- [Available data]:
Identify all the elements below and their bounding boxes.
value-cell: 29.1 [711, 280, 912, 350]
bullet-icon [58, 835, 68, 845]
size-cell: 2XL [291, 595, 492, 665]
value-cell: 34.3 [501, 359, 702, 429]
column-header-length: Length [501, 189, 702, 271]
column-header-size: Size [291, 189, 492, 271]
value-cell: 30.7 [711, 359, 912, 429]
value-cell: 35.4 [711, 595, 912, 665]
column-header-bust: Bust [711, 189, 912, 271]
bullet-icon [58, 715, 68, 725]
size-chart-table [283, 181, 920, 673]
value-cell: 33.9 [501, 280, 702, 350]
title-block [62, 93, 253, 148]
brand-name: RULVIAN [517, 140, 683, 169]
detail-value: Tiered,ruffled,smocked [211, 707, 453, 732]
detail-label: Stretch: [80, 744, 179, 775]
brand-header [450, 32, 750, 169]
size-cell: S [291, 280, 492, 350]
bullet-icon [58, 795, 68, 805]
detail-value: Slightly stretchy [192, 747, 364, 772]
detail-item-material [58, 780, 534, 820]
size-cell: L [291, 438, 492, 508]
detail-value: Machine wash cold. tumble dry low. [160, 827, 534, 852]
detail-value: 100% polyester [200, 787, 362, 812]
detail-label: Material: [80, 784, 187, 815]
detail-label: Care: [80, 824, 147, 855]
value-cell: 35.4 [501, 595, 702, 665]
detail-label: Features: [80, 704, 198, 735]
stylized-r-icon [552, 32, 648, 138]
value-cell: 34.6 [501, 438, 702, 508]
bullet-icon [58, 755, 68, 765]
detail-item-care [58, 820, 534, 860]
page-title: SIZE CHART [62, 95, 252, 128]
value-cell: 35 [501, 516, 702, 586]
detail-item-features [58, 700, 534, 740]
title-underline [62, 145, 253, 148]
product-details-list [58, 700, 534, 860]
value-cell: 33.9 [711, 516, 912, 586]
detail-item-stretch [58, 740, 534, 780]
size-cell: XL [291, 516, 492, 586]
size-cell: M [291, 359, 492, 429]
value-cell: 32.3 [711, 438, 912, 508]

- [Work instructions]:
Reproduce the data above line for line, without altering anything.

- [Written reply]:
Identify all the elements below and their bounding boxes.
value-cell: 29.1 [711, 280, 912, 350]
bullet-icon [58, 835, 68, 845]
size-cell: 2XL [291, 595, 492, 665]
value-cell: 34.3 [501, 359, 702, 429]
column-header-length: Length [501, 189, 702, 271]
column-header-size: Size [291, 189, 492, 271]
value-cell: 30.7 [711, 359, 912, 429]
value-cell: 35.4 [711, 595, 912, 665]
column-header-bust: Bust [711, 189, 912, 271]
bullet-icon [58, 715, 68, 725]
size-chart-table [283, 181, 920, 673]
value-cell: 33.9 [501, 280, 702, 350]
title-block [62, 93, 253, 148]
brand-name: RULVIAN [517, 140, 683, 169]
detail-value: Tiered,ruffled,smocked [211, 707, 453, 732]
detail-label: Stretch: [80, 744, 179, 775]
brand-header [450, 32, 750, 169]
size-cell: S [291, 280, 492, 350]
bullet-icon [58, 795, 68, 805]
detail-value: Slightly stretchy [192, 747, 364, 772]
detail-item-material [58, 780, 534, 820]
size-cell: L [291, 438, 492, 508]
detail-value: Machine wash cold. tumble dry low. [160, 827, 534, 852]
detail-value: 100% polyester [200, 787, 362, 812]
detail-label: Material: [80, 784, 187, 815]
detail-label: Care: [80, 824, 147, 855]
value-cell: 35.4 [501, 595, 702, 665]
detail-label: Features: [80, 704, 198, 735]
stylized-r-icon [552, 32, 648, 138]
value-cell: 34.6 [501, 438, 702, 508]
bullet-icon [58, 755, 68, 765]
detail-item-care [58, 820, 534, 860]
page-title: SIZE CHART [62, 95, 252, 128]
value-cell: 35 [501, 516, 702, 586]
detail-item-features [58, 700, 534, 740]
title-underline [62, 145, 253, 148]
product-details-list [58, 700, 534, 860]
value-cell: 33.9 [711, 516, 912, 586]
detail-item-stretch [58, 740, 534, 780]
size-cell: XL [291, 516, 492, 586]
size-cell: M [291, 359, 492, 429]
value-cell: 32.3 [711, 438, 912, 508]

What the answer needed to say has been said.